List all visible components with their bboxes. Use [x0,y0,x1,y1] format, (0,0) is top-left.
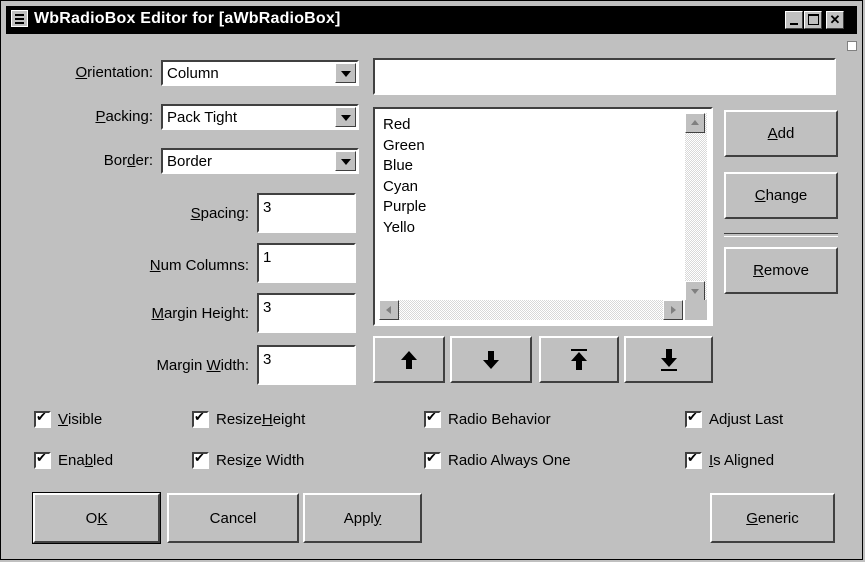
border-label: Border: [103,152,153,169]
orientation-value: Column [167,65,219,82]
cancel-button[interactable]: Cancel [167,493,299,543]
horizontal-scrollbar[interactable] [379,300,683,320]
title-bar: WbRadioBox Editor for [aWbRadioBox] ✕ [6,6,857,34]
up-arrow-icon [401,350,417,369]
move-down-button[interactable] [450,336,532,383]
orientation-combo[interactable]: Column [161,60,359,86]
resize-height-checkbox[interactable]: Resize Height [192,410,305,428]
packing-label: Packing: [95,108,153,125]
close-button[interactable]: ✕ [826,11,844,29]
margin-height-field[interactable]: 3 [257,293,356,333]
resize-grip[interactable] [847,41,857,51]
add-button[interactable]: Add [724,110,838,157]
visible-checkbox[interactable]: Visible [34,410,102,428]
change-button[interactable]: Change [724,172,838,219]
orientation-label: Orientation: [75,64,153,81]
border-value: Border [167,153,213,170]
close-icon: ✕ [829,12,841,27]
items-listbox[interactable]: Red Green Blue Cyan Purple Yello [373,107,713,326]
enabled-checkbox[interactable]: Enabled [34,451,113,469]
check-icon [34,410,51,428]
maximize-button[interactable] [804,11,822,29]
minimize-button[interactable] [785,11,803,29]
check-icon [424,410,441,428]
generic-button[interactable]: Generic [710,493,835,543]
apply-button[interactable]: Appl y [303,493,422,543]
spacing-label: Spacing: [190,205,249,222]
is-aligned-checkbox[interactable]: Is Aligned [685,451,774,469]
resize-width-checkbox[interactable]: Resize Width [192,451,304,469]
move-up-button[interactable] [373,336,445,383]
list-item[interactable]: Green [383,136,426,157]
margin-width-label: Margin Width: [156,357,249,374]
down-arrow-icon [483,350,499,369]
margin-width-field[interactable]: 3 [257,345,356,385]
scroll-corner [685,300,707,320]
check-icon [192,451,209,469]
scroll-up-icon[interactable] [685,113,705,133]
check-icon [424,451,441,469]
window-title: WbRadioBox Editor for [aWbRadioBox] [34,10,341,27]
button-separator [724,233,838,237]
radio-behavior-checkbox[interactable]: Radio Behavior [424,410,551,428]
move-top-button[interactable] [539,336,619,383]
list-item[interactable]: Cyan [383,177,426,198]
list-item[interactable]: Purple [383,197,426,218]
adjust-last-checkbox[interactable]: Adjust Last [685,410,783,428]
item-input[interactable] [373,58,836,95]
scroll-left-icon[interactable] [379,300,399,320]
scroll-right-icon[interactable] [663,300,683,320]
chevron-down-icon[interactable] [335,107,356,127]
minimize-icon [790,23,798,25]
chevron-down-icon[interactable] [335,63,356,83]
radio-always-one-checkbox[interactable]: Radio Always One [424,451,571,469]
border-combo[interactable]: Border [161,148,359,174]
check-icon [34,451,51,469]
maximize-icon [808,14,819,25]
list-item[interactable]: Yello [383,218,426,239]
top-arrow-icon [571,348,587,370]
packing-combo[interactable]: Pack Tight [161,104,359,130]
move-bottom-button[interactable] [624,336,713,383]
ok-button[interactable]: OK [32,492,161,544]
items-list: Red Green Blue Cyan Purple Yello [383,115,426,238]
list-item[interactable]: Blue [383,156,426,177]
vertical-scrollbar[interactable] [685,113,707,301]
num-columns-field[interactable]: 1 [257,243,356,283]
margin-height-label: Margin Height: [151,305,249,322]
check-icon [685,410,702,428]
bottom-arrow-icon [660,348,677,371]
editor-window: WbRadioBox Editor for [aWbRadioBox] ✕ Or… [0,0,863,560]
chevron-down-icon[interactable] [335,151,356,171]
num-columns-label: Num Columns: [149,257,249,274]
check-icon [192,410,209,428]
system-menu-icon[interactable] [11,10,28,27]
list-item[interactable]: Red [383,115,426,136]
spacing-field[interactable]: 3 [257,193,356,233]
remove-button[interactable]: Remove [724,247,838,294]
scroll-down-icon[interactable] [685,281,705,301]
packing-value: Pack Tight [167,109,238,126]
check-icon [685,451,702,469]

══════════════════════════════

ENUNCIADO DO PROBLEMA
Apresente todas as linhas dos dados acima como uma lista JSON de strings, com uma string por linha. Omita as linhas em branco e as imagens.

RESPOSTA AO PROBLEMA
[
  "List all visible components with their bboxes. Use [x0,y0,x1,y1] format, (0,0) is top-left.",
  "border-label: Border: [103,152,153,169]",
  "orientation-value: Column [167,65,219,82]",
  "cancel-button[interactable]: Cancel [167,493,299,543]",
  "horizontal-scrollbar[interactable] [379,300,683,320]",
  "title-bar: WbRadioBox Editor for [aWbRadioBox] ✕ [6,6,857,34]",
  "up-arrow-icon [401,350,417,369]",
  "move-down-button[interactable] [450,336,532,383]",
  "orientation-combo[interactable]: Column [161,60,359,86]",
  "resize-height-checkbox[interactable]: Resize Height [192,410,305,428]",
  "packing-label: Packing: [95,108,153,125]",
  "close-button[interactable]: ✕ [826,11,844,29]",
  "margin-height-field[interactable]: 3 [257,293,356,333]",
  "resize-grip[interactable] [847,41,857,51]",
  "add-button[interactable]: Add [724,110,838,157]",
  "visible-checkbox[interactable]: Visible [34,410,102,428]",
  "change-button[interactable]: Change [724,172,838,219]",
  "orientation-label: Orientation: [75,64,153,81]",
  "border-value: Border [167,153,213,170]",
  "close-icon: ✕ [829,12,841,27]",
  "items-listbox[interactable]: Red Green Blue Cyan Purple Yello [373,107,713,326]",
  "enabled-checkbox[interactable]: Enabled [34,451,113,469]",
  "check-icon [34,410,51,428]",
  "maximize-button[interactable] [804,11,822,29]",
  "minimize-button[interactable] [785,11,803,29]",
  "check-icon [424,410,441,428]",
  "generic-button[interactable]: Generic [710,493,835,543]",
  "apply-button[interactable]: Appl y [303,493,422,543]",
  "spacing-label: Spacing: [190,205,249,222]",
  "is-aligned-checkbox[interactable]: Is Aligned [685,451,774,469]",
  "resize-width-checkbox[interactable]: Resize Width [192,451,304,469]",
  "move-up-button[interactable] [373,336,445,383]",
  "list-item[interactable]: Green [383,136,426,157]",
  "margin-width-label: Margin Width: [156,357,249,374]",
  "down-arrow-icon [483,350,499,369]",
  "margin-width-field[interactable]: 3 [257,345,356,385]",
  "scroll-corner [685,300,707,320]",
  "check-icon [192,451,209,469]",
  "scroll-up-icon[interactable] [685,113,705,133]",
  "check-icon [424,451,441,469]",
  "window-title: WbRadioBox Editor for [aWbRadioBox] [34,10,341,27]",
  "button-separator [724,233,838,237]",
  "radio-behavior-checkbox[interactable]: Radio Behavior [424,410,551,428]",
  "move-top-button[interactable] [539,336,619,383]",
  "list-item[interactable]: Cyan [383,177,426,198]",
  "list-item[interactable]: Purple [383,197,426,218]",
  "adjust-last-checkbox[interactable]: Adjust Last [685,410,783,428]",
  "item-input[interactable] [373,58,836,95]",
  "scroll-left-icon[interactable] [379,300,399,320]",
  "scroll-right-icon[interactable] [663,300,683,320]",
  "chevron-down-icon[interactable] [335,107,356,127]",
  "minimize-icon [790,23,798,25]",
  "chevron-down-icon[interactable] [335,63,356,83]",
  "radio-always-one-checkbox[interactable]: Radio Always One [424,451,571,469]",
  "border-combo[interactable]: Border [161,148,359,174]",
  "check-icon [34,451,51,469]",
  "maximize-icon [808,14,819,25]",
  "list-item[interactable]: Yello [383,218,426,239]",
  "top-arrow-icon [571,348,587,370]",
  "packing-combo[interactable]: Pack Tight [161,104,359,130]",
  "move-bottom-button[interactable] [624,336,713,383]",
  "ok-button[interactable]: OK [32,492,161,544]",
  "items-list: Red Green Blue Cyan Purple Yello [383,115,426,238]",
  "list-item[interactable]: Blue [383,156,426,177]",
  "vertical-scrollbar[interactable] [685,113,707,301]",
  "num-columns-field[interactable]: 1 [257,243,356,283]",
  "margin-height-label: Margin Height: [151,305,249,322]",
  "check-icon [685,410,702,428]",
  "bottom-arrow-icon [660,348,677,371]",
  "editor-window: WbRadioBox Editor for [aWbRadioBox] ✕ Or… [0,0,863,560]",
  "chevron-down-icon[interactable] [335,151,356,171]",
  "num-columns-label: Num Columns: [149,257,249,274]",
  "check-icon [192,410,209,428]",
  "system-menu-icon[interactable] [11,10,28,27]",
  "list-item[interactable]: Red [383,115,426,136]",
  "spacing-field[interactable]: 3 [257,193,356,233]",
  "remove-button[interactable]: Remove [724,247,838,294]",
  "scroll-down-icon[interactable] [685,281,705,301]",
  "packing-value: Pack Tight [167,109,238,126]",
  "check-icon [685,451,702,469]"
]